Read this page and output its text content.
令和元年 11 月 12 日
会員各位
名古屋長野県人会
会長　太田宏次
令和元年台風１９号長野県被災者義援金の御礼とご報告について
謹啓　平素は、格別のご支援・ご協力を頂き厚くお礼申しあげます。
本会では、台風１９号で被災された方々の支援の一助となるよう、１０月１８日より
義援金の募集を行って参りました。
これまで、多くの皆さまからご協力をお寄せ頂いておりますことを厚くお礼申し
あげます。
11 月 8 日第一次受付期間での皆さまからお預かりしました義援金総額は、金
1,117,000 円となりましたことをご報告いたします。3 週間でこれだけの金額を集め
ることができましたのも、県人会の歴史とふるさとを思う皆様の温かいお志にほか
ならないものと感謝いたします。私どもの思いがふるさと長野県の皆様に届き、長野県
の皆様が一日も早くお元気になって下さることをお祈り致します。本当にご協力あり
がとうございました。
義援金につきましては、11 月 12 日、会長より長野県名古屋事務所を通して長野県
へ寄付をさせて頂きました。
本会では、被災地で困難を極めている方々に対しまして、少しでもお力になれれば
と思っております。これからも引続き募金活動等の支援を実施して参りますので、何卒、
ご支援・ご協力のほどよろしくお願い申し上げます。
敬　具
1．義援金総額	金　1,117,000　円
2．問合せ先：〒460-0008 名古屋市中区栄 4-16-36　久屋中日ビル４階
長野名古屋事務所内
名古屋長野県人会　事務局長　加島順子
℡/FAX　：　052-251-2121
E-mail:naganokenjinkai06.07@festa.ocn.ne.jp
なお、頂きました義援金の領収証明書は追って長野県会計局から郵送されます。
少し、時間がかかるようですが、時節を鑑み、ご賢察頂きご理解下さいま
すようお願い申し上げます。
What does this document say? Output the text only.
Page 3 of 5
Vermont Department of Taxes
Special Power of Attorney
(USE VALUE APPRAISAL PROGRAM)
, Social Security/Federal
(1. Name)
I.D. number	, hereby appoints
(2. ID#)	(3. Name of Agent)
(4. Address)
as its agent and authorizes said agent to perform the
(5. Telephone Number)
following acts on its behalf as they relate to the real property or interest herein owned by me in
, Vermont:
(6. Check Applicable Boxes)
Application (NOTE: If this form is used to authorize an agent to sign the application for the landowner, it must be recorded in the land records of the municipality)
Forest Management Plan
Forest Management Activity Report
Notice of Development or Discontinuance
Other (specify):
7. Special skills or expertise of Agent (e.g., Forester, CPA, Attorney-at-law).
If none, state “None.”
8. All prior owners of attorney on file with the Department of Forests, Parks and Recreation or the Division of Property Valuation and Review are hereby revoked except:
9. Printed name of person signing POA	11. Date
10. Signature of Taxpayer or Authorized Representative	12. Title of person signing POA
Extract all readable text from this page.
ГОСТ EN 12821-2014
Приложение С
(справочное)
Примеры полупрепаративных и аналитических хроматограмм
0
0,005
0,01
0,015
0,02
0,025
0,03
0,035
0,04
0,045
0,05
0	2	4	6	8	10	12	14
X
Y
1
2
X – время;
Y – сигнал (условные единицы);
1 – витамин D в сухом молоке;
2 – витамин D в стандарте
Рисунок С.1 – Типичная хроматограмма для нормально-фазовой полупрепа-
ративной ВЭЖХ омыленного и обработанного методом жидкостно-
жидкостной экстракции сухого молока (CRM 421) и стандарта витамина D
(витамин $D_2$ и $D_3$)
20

* _SHORT EXERCISE_
Copy every line that includes the string "Special" from the material above.

* _SOLUTION FOR THIS EXERCISE_
Special Power of Attorney
7. Special skills or expertise of Agent (e.g., Forester, CPA, Attorney-at-law).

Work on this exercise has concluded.